▸ **Request**
Lines containing the word "стабло" are to be located and copied.

▸ **Supplied data**
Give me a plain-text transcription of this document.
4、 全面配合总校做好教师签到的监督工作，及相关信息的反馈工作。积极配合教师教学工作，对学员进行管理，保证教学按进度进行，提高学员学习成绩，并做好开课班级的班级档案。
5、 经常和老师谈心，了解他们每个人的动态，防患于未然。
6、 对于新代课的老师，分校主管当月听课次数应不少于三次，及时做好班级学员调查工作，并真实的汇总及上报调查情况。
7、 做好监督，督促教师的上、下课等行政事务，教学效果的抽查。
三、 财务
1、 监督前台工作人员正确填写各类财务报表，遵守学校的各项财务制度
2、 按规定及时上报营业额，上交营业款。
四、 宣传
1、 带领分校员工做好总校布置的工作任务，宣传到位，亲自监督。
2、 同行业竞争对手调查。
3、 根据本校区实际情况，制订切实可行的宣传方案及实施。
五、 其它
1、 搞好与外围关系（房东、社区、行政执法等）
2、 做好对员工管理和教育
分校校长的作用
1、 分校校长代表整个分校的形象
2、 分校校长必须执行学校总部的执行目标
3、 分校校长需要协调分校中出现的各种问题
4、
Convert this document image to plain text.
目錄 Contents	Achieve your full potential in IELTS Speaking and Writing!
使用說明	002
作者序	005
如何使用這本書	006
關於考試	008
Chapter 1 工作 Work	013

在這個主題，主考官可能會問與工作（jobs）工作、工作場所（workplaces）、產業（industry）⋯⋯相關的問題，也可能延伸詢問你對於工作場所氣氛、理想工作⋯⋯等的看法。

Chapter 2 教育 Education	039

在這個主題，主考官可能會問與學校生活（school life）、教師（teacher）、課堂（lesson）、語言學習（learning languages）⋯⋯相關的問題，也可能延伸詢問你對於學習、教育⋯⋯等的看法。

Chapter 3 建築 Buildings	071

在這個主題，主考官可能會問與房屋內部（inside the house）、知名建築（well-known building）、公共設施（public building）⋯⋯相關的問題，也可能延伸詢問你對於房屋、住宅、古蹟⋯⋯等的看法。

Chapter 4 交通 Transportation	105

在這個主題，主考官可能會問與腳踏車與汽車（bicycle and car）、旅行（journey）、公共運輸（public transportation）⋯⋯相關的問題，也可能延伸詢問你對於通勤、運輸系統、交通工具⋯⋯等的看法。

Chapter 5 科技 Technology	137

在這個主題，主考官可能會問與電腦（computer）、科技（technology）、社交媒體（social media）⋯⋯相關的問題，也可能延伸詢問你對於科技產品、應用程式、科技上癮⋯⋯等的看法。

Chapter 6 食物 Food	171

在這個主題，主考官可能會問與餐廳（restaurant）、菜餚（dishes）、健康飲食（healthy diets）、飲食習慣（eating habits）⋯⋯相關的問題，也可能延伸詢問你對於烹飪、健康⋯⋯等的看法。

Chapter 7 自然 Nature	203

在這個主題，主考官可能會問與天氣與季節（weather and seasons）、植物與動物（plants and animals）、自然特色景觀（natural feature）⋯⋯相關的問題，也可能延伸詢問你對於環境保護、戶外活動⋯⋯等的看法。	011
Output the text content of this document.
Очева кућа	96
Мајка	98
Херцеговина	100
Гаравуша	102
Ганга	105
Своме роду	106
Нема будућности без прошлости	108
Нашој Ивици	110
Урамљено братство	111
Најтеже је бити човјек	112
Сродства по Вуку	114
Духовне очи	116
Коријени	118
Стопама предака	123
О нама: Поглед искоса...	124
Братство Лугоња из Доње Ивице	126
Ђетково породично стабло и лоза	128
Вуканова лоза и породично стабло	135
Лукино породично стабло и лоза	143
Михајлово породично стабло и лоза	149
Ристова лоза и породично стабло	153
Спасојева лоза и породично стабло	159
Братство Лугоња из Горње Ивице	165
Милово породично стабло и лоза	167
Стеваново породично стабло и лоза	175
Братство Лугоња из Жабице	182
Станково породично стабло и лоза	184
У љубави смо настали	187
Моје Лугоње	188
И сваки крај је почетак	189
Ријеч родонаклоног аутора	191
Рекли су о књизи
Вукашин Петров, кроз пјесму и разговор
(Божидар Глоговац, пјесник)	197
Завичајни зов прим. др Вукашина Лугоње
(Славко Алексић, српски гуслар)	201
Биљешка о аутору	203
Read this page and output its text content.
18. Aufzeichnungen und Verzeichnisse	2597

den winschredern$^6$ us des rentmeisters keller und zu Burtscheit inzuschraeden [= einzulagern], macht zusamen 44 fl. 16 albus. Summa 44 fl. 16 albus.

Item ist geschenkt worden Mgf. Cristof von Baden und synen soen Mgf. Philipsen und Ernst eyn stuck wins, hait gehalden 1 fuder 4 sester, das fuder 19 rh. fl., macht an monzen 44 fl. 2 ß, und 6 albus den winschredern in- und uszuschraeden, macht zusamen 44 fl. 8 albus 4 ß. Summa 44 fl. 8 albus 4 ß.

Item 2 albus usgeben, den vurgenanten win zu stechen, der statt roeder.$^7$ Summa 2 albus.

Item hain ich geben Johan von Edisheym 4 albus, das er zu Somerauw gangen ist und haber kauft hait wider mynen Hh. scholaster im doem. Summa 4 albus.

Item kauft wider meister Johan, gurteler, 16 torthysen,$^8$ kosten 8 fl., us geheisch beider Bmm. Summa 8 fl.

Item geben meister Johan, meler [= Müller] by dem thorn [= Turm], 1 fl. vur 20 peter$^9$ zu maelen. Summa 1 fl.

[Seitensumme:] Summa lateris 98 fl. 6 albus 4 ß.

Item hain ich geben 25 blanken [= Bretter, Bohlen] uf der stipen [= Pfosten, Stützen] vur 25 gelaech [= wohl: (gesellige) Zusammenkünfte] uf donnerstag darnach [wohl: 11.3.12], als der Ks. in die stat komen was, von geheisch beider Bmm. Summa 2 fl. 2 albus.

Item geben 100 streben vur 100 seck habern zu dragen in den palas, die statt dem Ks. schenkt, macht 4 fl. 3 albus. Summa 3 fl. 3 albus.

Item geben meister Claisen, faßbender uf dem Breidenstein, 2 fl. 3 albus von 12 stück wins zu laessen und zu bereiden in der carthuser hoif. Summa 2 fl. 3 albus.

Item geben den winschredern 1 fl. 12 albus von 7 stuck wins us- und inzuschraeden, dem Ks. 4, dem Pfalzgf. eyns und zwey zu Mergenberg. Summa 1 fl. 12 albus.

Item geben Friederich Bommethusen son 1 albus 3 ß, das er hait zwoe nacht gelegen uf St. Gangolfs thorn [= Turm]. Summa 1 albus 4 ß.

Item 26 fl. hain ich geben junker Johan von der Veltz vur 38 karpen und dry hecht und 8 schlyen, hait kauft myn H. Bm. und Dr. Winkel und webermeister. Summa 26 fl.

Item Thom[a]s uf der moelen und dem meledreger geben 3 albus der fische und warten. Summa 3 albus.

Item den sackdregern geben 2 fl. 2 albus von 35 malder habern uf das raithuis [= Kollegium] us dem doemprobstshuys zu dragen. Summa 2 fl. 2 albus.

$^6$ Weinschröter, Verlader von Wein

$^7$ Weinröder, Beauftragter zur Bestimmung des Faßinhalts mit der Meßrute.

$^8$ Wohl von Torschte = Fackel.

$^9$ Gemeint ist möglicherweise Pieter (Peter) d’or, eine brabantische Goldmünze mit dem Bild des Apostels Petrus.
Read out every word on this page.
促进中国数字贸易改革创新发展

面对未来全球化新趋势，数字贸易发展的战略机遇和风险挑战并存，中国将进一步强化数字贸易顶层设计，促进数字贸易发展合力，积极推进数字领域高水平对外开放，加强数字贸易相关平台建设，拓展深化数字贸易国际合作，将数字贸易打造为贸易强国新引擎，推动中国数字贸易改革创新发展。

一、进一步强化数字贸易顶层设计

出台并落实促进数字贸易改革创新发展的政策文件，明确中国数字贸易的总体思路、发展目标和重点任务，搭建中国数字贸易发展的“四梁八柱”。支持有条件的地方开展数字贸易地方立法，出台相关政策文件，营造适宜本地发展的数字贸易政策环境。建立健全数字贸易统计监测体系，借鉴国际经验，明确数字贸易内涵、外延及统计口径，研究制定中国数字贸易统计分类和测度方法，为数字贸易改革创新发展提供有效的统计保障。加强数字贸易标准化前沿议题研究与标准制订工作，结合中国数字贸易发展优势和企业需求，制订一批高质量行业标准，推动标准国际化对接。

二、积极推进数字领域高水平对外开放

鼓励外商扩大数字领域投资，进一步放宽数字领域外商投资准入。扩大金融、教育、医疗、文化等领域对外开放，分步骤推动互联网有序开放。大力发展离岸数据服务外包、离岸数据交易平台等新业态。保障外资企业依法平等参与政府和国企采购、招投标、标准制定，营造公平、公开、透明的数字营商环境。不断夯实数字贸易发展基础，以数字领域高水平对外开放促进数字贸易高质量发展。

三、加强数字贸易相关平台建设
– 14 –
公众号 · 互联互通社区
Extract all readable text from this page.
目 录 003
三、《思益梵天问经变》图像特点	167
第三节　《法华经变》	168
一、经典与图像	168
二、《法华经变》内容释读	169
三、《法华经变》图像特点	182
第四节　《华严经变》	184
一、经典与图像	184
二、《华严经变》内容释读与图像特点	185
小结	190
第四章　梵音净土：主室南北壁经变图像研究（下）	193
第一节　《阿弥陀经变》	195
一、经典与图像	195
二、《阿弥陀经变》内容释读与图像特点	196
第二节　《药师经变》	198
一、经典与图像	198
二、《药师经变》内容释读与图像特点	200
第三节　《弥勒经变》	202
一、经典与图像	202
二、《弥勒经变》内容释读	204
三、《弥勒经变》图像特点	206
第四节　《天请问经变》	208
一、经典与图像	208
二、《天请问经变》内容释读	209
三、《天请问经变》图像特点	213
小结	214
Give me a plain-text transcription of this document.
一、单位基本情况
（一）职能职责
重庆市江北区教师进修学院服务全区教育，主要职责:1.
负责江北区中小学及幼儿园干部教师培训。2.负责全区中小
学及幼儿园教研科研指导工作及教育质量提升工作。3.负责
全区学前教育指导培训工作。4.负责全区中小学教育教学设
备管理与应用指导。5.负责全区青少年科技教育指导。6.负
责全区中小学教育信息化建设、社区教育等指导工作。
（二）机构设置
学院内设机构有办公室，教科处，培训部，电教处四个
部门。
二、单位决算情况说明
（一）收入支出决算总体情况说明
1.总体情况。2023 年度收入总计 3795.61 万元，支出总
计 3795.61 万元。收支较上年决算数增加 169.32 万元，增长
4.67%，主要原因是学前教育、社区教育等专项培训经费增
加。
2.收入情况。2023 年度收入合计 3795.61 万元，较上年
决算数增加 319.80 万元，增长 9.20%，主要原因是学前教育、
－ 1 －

▸ **Response to the task**
Ђетково породично стабло и лоза	128
Вуканова лоза и породично стабло	135
Лукино породично стабло и лоза	143
Михајлово породично стабло и лоза	149
Ристова лоза и породично стабло	153
Спасојева лоза и породично стабло	159
Милово породично стабло и лоза	167
Стеваново породично стабло и лоза	175
Станково породично стабло и лоза	184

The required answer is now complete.